» **Raw data**:
start
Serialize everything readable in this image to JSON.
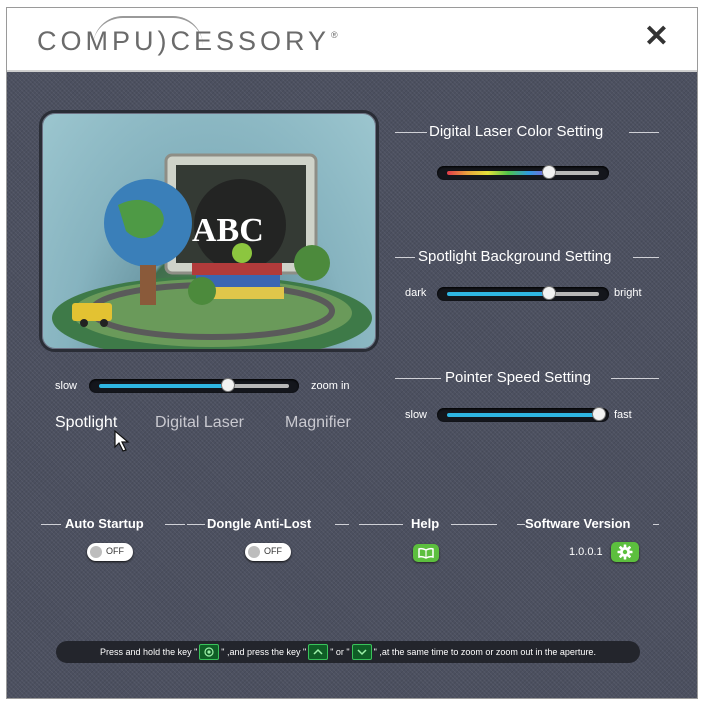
{
  "header": {
    "logo_text": "COMPU)CESSORY",
    "logo_mark": "®",
    "close_icon": "close-icon"
  },
  "settings": {
    "laser_color_title": "Digital Laser Color Setting",
    "laser_color_level": 0.67,
    "background_title": "Spotlight Background Setting",
    "background_min": "dark",
    "background_max": "bright",
    "background_level": 0.67,
    "pointer_title": "Pointer Speed Setting",
    "pointer_min": "slow",
    "pointer_max": "fast",
    "pointer_level": 1.0
  },
  "zoom": {
    "min_label": "slow",
    "max_label": "zoom in",
    "level": 0.68
  },
  "modes": [
    {
      "label": "Spotlight",
      "active": true
    },
    {
      "label": "Digital Laser",
      "active": false
    },
    {
      "label": "Magnifier",
      "active": false
    }
  ],
  "features": {
    "auto_startup": {
      "title": "Auto Startup",
      "state": "OFF"
    },
    "dongle": {
      "title": "Dongle Anti-Lost",
      "state": "OFF"
    },
    "help": {
      "title": "Help",
      "icon": "book-icon"
    },
    "version": {
      "title": "Software Version",
      "value": "1.0.0.1",
      "icon": "gear-icon"
    }
  },
  "hint": {
    "part1": "Press and hold the key \"",
    "part2": "\" ,and press the key \"",
    "part3": "\" or \"",
    "part4": "\" ,at the same time to zoom or zoom out in the aperture."
  },
  "colors": {
    "accent_blue": "#2fb6e3",
    "toggle_green": "#5cbf3e",
    "panel_bg": "#4c5060"
  }
}
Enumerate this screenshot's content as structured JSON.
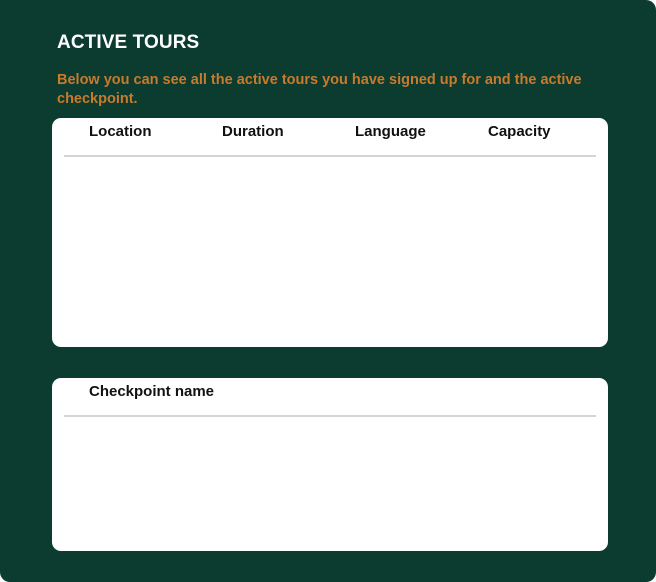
{
  "page": {
    "title": "ACTIVE TOURS",
    "description": "Below you can see all the active tours you have signed up for and the active checkpoint."
  },
  "tours_table": {
    "columns": [
      "Location",
      "Duration",
      "Language",
      "Capacity"
    ],
    "rows": []
  },
  "checkpoints_table": {
    "columns": [
      "Checkpoint name"
    ],
    "rows": []
  },
  "colors": {
    "background": "#0c3b30",
    "title": "#ffffff",
    "description": "#c77b2c",
    "panel": "#ffffff",
    "divider": "#d4d4d4"
  }
}
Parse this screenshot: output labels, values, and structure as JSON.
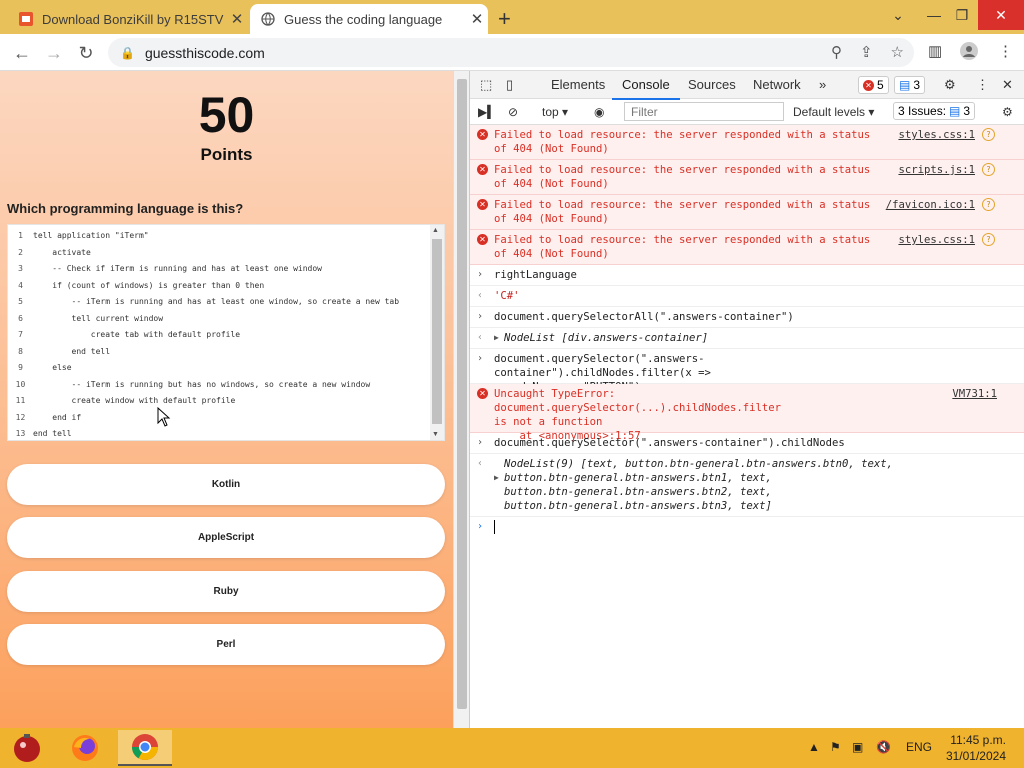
{
  "browser": {
    "tabs": [
      {
        "title": "Download BonziKill by R15STV -",
        "active": false
      },
      {
        "title": "Guess the coding language",
        "active": true
      }
    ],
    "url": "guessthiscode.com"
  },
  "game": {
    "points_value": "50",
    "points_label": "Points",
    "question": "Which programming language is this?",
    "code_lines": [
      {
        "n": "1",
        "text": "tell application \"iTerm\""
      },
      {
        "n": "2",
        "text": "    activate"
      },
      {
        "n": "3",
        "text": "    -- Check if iTerm is running and has at least one window"
      },
      {
        "n": "4",
        "text": "    if (count of windows) is greater than 0 then"
      },
      {
        "n": "5",
        "text": "        -- iTerm is running and has at least one window, so create a new tab"
      },
      {
        "n": "6",
        "text": "        tell current window"
      },
      {
        "n": "7",
        "text": "            create tab with default profile"
      },
      {
        "n": "8",
        "text": "        end tell"
      },
      {
        "n": "9",
        "text": "    else"
      },
      {
        "n": "10",
        "text": "        -- iTerm is running but has no windows, so create a new window"
      },
      {
        "n": "11",
        "text": "        create window with default profile"
      },
      {
        "n": "12",
        "text": "    end if"
      },
      {
        "n": "13",
        "text": "end tell"
      }
    ],
    "answers": [
      "Kotlin",
      "AppleScript",
      "Ruby",
      "Perl"
    ]
  },
  "devtools": {
    "tabs": [
      "Elements",
      "Console",
      "Sources",
      "Network"
    ],
    "active_tab": "Console",
    "error_count": "5",
    "message_count": "3",
    "context": "top",
    "filter_placeholder": "Filter",
    "levels": "Default levels",
    "issues_label": "3 Issues:",
    "issues_count": "3",
    "logs": [
      {
        "type": "error",
        "text": "Failed to load resource: the server responded with a status of 404 (Not Found)",
        "src": "styles.css:1"
      },
      {
        "type": "error",
        "text": "Failed to load resource: the server responded with a status of 404 (Not Found)",
        "src": "scripts.js:1"
      },
      {
        "type": "error",
        "text": "Failed to load resource: the server responded with a status of 404 (Not Found)",
        "src": "/favicon.ico:1"
      },
      {
        "type": "error",
        "text": "Failed to load resource: the server responded with a status of 404 (Not Found)",
        "src": "styles.css:1"
      },
      {
        "type": "input",
        "text": "rightLanguage"
      },
      {
        "type": "output",
        "text": "'C#'"
      },
      {
        "type": "input",
        "text": "document.querySelectorAll(\".answers-container\")"
      },
      {
        "type": "output-obj",
        "text": "NodeList [div.answers-container]"
      },
      {
        "type": "input",
        "text": "document.querySelector(\".answers-container\").childNodes.filter(x =>\nx.nodeName == \"BUTTON\")"
      },
      {
        "type": "error",
        "text": "Uncaught TypeError: document.querySelector(...).childNodes.filter\nis not a function\n    at <anonymous>:1:57",
        "src": "VM731:1"
      },
      {
        "type": "input",
        "text": "document.querySelector(\".answers-container\").childNodes"
      },
      {
        "type": "output-obj",
        "text": "NodeList(9) [text, button.btn-general.btn-answers.btn0, text,\nbutton.btn-general.btn-answers.btn1, text,\nbutton.btn-general.btn-answers.btn2, text,\nbutton.btn-general.btn-answers.btn3, text]"
      }
    ]
  },
  "taskbar": {
    "lang": "ENG",
    "time": "11:45 p.m.",
    "date": "31/01/2024"
  }
}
end
» **Given task**: Without the pictures, repeat all the records word for word.

» **Written answer**:
Serialize everything readable in this image to JSON.
{
  "header": {
    "logo_text": "COMPU)CESSORY",
    "logo_mark": "®",
    "close_icon": "close-icon"
  },
  "settings": {
    "laser_color_title": "Digital Laser Color Setting",
    "laser_color_level": 0.67,
    "background_title": "Spotlight Background Setting",
    "background_min": "dark",
    "background_max": "bright",
    "background_level": 0.67,
    "pointer_title": "Pointer Speed Setting",
    "pointer_min": "slow",
    "pointer_max": "fast",
    "pointer_level": 1.0
  },
  "zoom": {
    "min_label": "slow",
    "max_label": "zoom in",
    "level": 0.68
  },
  "modes": [
    {
      "label": "Spotlight",
      "active": true
    },
    {
      "label": "Digital Laser",
      "active": false
    },
    {
      "label": "Magnifier",
      "active": false
    }
  ],
  "features": {
    "auto_startup": {
      "title": "Auto Startup",
      "state": "OFF"
    },
    "dongle": {
      "title": "Dongle Anti-Lost",
      "state": "OFF"
    },
    "help": {
      "title": "Help",
      "icon": "book-icon"
    },
    "version": {
      "title": "Software Version",
      "value": "1.0.0.1",
      "icon": "gear-icon"
    }
  },
  "hint": {
    "part1": "Press and hold the key \"",
    "part2": "\" ,and press the key \"",
    "part3": "\" or \"",
    "part4": "\" ,at the same time to zoom or zoom out in the aperture."
  },
  "colors": {
    "accent_blue": "#2fb6e3",
    "toggle_green": "#5cbf3e",
    "panel_bg": "#4c5060"
  }
}
Enumerate this screenshot's content as structured JSON.
{
  "page": {
    "title": "ACTIVE TOURS",
    "description": "Below you can see all the active tours you have signed up for and the active checkpoint."
  },
  "tours_table": {
    "columns": [
      "Location",
      "Duration",
      "Language",
      "Capacity"
    ],
    "rows": []
  },
  "checkpoints_table": {
    "columns": [
      "Checkpoint name"
    ],
    "rows": []
  },
  "colors": {
    "background": "#0c3b30",
    "title": "#ffffff",
    "description": "#c77b2c",
    "panel": "#ffffff",
    "divider": "#d4d4d4"
  }
}
Parse this screenshot: output labels, values, and structure as JSON.
{
  "browser": {
    "tabs": [
      {
        "title": "Download BonziKill by R15STV -",
        "active": false
      },
      {
        "title": "Guess the coding language",
        "active": true
      }
    ],
    "url": "guessthiscode.com"
  },
  "game": {
    "points_value": "50",
    "points_label": "Points",
    "question": "Which programming language is this?",
    "code_lines": [
      {
        "n": "1",
        "text": "tell application \"iTerm\""
      },
      {
        "n": "2",
        "text": "    activate"
      },
      {
        "n": "3",
        "text": "    -- Check if iTerm is running and has at least one window"
      },
      {
        "n": "4",
        "text": "    if (count of windows) is greater than 0 then"
      },
      {
        "n": "5",
        "text": "        -- iTerm is running and has at least one window, so create a new tab"
      },
      {
        "n": "6",
        "text": "        tell current window"
      },
      {
        "n": "7",
        "text": "            create tab with default profile"
      },
      {
        "n": "8",
        "text": "        end tell"
      },
      {
        "n": "9",
        "text": "    else"
      },
      {
        "n": "10",
        "text": "        -- iTerm is running but has no windows, so create a new window"
      },
      {
        "n": "11",
        "text": "        create window with default profile"
      },
      {
        "n": "12",
        "text": "    end if"
      },
      {
        "n": "13",
        "text": "end tell"
      }
    ],
    "answers": [
      "Kotlin",
      "AppleScript",
      "Ruby",
      "Perl"
    ]
  },
  "devtools": {
    "tabs": [
      "Elements",
      "Console",
      "Sources",
      "Network"
    ],
    "active_tab": "Console",
    "error_count": "5",
    "message_count": "3",
    "context": "top",
    "filter_placeholder": "Filter",
    "levels": "Default levels",
    "issues_label": "3 Issues:",
    "issues_count": "3",
    "logs": [
      {
        "type": "error",
        "text": "Failed to load resource: the server responded with a status of 404 (Not Found)",
        "src": "styles.css:1"
      },
      {
        "type": "error",
        "text": "Failed to load resource: the server responded with a status of 404 (Not Found)",
        "src": "scripts.js:1"
      },
      {
        "type": "error",
        "text": "Failed to load resource: the server responded with a status of 404 (Not Found)",
        "src": "/favicon.ico:1"
      },
      {
        "type": "error",
        "text": "Failed to load resource: the server responded with a status of 404 (Not Found)",
        "src": "styles.css:1"
      },
      {
        "type": "input",
        "text": "rightLanguage"
      },
      {
        "type": "output",
        "text": "'C#'"
      },
      {
        "type": "input",
        "text": "document.querySelectorAll(\".answers-container\")"
      },
      {
        "type": "output-obj",
        "text": "NodeList [div.answers-container]"
      },
      {
        "type": "input",
        "text": "document.querySelector(\".answers-container\").childNodes.filter(x =>\nx.nodeName == \"BUTTON\")"
      },
      {
        "type": "error",
        "text": "Uncaught TypeError: document.querySelector(...).childNodes.filter\nis not a function\n    at <anonymous>:1:57",
        "src": "VM731:1"
      },
      {
        "type": "input",
        "text": "document.querySelector(\".answers-container\").childNodes"
      },
      {
        "type": "output-obj",
        "text": "NodeList(9) [text, button.btn-general.btn-answers.btn0, text,\nbutton.btn-general.btn-answers.btn1, text,\nbutton.btn-general.btn-answers.btn2, text,\nbutton.btn-general.btn-answers.btn3, text]"
      }
    ]
  },
  "taskbar": {
    "lang": "ENG",
    "time": "11:45 p.m.",
    "date": "31/01/2024"
  }
}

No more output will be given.